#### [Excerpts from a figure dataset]
::::

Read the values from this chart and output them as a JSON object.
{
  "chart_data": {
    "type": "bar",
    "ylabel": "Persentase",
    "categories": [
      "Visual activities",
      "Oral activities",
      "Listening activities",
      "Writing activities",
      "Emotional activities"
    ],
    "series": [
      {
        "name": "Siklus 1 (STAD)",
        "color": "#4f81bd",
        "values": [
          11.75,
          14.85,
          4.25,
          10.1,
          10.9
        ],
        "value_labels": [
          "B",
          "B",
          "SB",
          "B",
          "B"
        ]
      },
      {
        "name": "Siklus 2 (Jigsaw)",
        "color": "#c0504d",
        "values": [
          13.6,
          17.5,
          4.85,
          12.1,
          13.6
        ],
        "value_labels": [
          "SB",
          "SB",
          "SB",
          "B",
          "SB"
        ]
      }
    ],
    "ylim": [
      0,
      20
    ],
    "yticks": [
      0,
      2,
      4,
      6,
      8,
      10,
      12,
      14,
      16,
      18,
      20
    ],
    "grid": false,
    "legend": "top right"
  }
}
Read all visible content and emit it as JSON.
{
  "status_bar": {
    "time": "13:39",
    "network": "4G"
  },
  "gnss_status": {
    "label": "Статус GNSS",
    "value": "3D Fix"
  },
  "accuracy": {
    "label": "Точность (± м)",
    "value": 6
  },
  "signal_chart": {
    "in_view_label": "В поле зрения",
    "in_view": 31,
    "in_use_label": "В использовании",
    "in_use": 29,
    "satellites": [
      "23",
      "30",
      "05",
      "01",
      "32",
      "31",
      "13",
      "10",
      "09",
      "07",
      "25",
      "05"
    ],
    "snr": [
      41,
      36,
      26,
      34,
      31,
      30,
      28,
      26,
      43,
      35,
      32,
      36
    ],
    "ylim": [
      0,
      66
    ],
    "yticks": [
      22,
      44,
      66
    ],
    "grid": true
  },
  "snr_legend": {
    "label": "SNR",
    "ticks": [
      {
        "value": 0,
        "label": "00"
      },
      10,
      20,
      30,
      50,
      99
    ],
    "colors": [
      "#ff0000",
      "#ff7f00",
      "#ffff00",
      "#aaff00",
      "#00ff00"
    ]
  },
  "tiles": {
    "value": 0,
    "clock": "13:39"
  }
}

::::

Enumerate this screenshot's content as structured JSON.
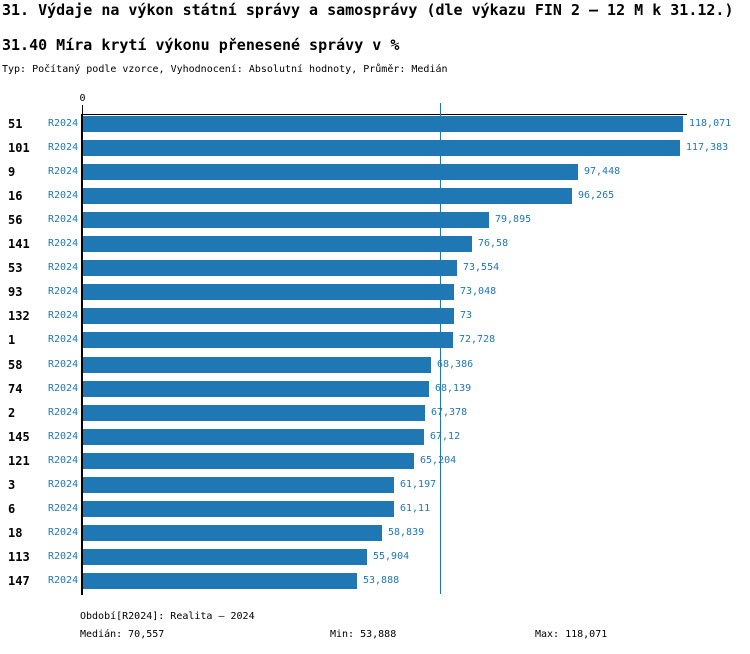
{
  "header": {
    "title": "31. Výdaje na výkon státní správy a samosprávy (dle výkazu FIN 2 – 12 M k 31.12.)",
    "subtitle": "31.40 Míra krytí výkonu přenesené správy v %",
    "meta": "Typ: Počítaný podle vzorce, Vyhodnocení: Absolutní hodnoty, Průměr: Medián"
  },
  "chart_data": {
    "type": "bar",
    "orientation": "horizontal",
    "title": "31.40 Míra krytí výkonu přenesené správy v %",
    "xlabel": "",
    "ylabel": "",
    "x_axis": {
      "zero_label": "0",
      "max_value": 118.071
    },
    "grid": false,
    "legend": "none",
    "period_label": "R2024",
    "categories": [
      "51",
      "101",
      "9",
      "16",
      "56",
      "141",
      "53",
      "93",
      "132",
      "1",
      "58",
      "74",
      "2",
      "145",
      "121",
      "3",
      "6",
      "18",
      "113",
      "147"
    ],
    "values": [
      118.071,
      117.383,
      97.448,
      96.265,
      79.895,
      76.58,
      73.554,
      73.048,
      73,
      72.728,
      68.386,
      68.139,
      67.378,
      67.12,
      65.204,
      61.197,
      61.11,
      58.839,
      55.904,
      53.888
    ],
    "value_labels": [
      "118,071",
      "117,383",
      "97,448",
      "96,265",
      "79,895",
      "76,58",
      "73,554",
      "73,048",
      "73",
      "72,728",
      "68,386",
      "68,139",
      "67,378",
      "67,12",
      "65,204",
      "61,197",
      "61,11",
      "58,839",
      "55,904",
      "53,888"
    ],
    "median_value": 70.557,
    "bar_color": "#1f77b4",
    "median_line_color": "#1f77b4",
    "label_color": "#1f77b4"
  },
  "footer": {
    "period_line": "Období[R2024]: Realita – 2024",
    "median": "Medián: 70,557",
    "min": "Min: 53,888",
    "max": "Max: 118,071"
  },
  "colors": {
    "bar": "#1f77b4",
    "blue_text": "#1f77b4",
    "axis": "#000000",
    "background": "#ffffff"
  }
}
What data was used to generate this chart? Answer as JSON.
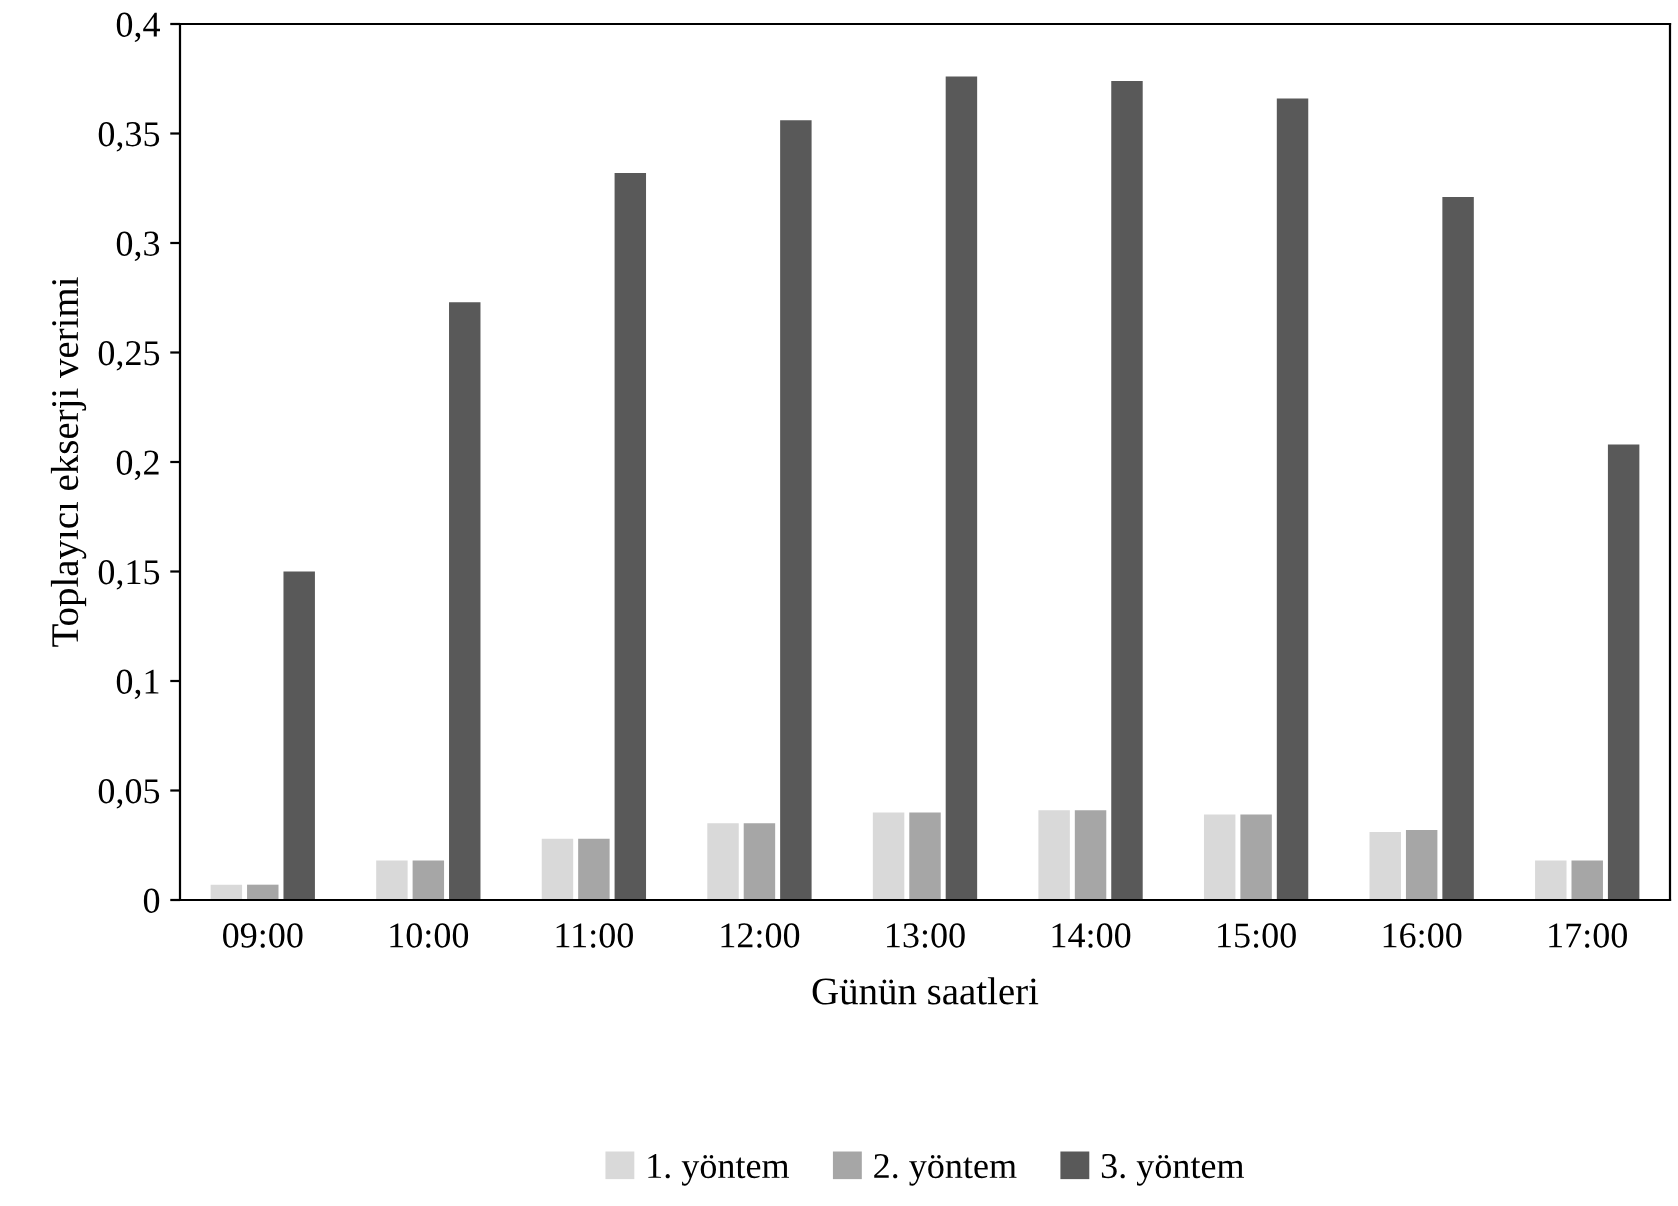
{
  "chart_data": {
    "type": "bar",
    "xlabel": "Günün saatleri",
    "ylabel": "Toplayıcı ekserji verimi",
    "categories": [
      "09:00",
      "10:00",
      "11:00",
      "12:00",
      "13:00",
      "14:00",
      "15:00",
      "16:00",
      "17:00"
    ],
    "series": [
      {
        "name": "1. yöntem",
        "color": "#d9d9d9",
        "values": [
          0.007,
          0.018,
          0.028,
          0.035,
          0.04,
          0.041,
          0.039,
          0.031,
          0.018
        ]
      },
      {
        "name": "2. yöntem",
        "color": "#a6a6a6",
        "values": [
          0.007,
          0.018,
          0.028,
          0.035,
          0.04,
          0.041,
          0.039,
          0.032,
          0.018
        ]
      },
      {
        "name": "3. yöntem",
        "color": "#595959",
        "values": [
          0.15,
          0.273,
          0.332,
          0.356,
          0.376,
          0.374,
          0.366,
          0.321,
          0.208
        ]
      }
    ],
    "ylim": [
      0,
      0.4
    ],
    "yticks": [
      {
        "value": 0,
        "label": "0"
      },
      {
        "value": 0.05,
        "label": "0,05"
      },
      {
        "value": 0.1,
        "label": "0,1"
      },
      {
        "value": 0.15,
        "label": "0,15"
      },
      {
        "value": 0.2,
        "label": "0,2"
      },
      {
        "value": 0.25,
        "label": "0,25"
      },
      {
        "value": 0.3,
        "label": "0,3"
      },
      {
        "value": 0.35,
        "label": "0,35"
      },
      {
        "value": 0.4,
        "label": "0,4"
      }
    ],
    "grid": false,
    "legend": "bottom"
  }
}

::::

#### [AIM]
Pick out the lines above containing the word "activities", then copy them.

#### [WRITTEN SOLUTION]
      "Visual activities",
      "Oral activities",
      "Listening activities",
      "Writing activities",
      "Emotional activities"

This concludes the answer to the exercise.